(Items listed in a dataset)
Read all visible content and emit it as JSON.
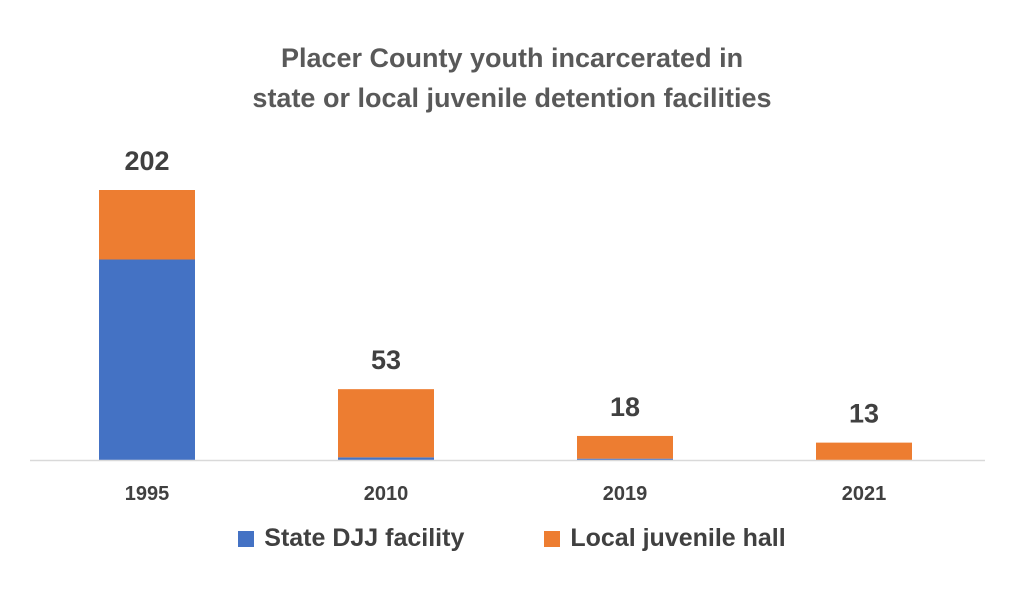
{
  "chart_data": {
    "type": "bar",
    "stacked": true,
    "title_lines": [
      "Placer County youth incarcerated in",
      "state or local juvenile detention facilities"
    ],
    "categories": [
      "1995",
      "2010",
      "2019",
      "2021"
    ],
    "series": [
      {
        "name": "State DJJ facility",
        "color": "#4472C4",
        "values": [
          150,
          2,
          1,
          0
        ]
      },
      {
        "name": "Local juvenile hall",
        "color": "#ED7D31",
        "values": [
          52,
          51,
          17,
          13
        ]
      }
    ],
    "totals": [
      "202",
      "53",
      "18",
      "13"
    ],
    "ylim": [
      0,
      210
    ],
    "grid": false,
    "legend_position": "bottom",
    "xlabel": "",
    "ylabel": ""
  }
}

**Task**
Every record above should be written out again exactly; the pictures stay out of the copy.

**Full output**
Read all visible content and emit it as JSON.
{
  "chart_data": {
    "type": "bar",
    "stacked": true,
    "title_lines": [
      "Placer County youth incarcerated in",
      "state or local juvenile detention facilities"
    ],
    "categories": [
      "1995",
      "2010",
      "2019",
      "2021"
    ],
    "series": [
      {
        "name": "State DJJ facility",
        "color": "#4472C4",
        "values": [
          150,
          2,
          1,
          0
        ]
      },
      {
        "name": "Local juvenile hall",
        "color": "#ED7D31",
        "values": [
          52,
          51,
          17,
          13
        ]
      }
    ],
    "totals": [
      "202",
      "53",
      "18",
      "13"
    ],
    "ylim": [
      0,
      210
    ],
    "grid": false,
    "legend_position": "bottom",
    "xlabel": "",
    "ylabel": ""
  }
}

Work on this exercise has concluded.